§ **EXERCISE OBJECTIVE**
The data below is to be returned in full and exactly.

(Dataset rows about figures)
■ ■ ■ ■ ■
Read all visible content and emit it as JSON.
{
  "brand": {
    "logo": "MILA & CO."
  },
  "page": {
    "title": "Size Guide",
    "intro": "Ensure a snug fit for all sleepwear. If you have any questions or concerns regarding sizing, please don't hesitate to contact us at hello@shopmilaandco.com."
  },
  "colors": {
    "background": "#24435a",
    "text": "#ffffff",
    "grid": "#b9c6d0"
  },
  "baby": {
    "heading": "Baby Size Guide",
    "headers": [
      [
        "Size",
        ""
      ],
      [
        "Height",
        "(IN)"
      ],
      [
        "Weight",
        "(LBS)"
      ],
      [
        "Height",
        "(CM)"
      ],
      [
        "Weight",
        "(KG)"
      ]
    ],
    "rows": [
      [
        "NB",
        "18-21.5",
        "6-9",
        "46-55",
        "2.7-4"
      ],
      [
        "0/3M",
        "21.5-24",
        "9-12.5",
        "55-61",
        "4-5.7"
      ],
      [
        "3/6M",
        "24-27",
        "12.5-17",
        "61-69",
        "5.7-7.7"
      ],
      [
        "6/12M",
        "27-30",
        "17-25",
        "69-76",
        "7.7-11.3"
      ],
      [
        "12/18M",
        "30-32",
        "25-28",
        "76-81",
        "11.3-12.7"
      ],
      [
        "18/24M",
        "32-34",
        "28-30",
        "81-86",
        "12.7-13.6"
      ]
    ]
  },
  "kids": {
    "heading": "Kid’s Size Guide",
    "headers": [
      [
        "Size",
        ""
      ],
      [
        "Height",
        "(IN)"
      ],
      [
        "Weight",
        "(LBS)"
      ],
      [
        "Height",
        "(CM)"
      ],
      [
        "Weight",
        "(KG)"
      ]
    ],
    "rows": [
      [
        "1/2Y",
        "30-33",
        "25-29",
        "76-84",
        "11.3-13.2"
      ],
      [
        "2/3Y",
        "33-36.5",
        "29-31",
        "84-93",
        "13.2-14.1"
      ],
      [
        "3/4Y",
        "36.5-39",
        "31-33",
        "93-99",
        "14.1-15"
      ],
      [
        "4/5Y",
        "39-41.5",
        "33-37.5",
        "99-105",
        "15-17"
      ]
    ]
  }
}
■ ■ ■ ■ ■
§ **ANSWER TO THIS EXERCISE**
Read all visible content and emit it as JSON.
{
  "brand": {
    "logo": "MILA & CO."
  },
  "page": {
    "title": "Size Guide",
    "intro": "Ensure a snug fit for all sleepwear. If you have any questions or concerns regarding sizing, please don't hesitate to contact us at hello@shopmilaandco.com."
  },
  "colors": {
    "background": "#24435a",
    "text": "#ffffff",
    "grid": "#b9c6d0"
  },
  "baby": {
    "heading": "Baby Size Guide",
    "headers": [
      [
        "Size",
        ""
      ],
      [
        "Height",
        "(IN)"
      ],
      [
        "Weight",
        "(LBS)"
      ],
      [
        "Height",
        "(CM)"
      ],
      [
        "Weight",
        "(KG)"
      ]
    ],
    "rows": [
      [
        "NB",
        "18-21.5",
        "6-9",
        "46-55",
        "2.7-4"
      ],
      [
        "0/3M",
        "21.5-24",
        "9-12.5",
        "55-61",
        "4-5.7"
      ],
      [
        "3/6M",
        "24-27",
        "12.5-17",
        "61-69",
        "5.7-7.7"
      ],
      [
        "6/12M",
        "27-30",
        "17-25",
        "69-76",
        "7.7-11.3"
      ],
      [
        "12/18M",
        "30-32",
        "25-28",
        "76-81",
        "11.3-12.7"
      ],
      [
        "18/24M",
        "32-34",
        "28-30",
        "81-86",
        "12.7-13.6"
      ]
    ]
  },
  "kids": {
    "heading": "Kid’s Size Guide",
    "headers": [
      [
        "Size",
        ""
      ],
      [
        "Height",
        "(IN)"
      ],
      [
        "Weight",
        "(LBS)"
      ],
      [
        "Height",
        "(CM)"
      ],
      [
        "Weight",
        "(KG)"
      ]
    ],
    "rows": [
      [
        "1/2Y",
        "30-33",
        "25-29",
        "76-84",
        "11.3-13.2"
      ],
      [
        "2/3Y",
        "33-36.5",
        "29-31",
        "84-93",
        "13.2-14.1"
      ],
      [
        "3/4Y",
        "36.5-39",
        "31-33",
        "93-99",
        "14.1-15"
      ],
      [
        "4/5Y",
        "39-41.5",
        "33-37.5",
        "99-105",
        "15-17"
      ]
    ]
  }
}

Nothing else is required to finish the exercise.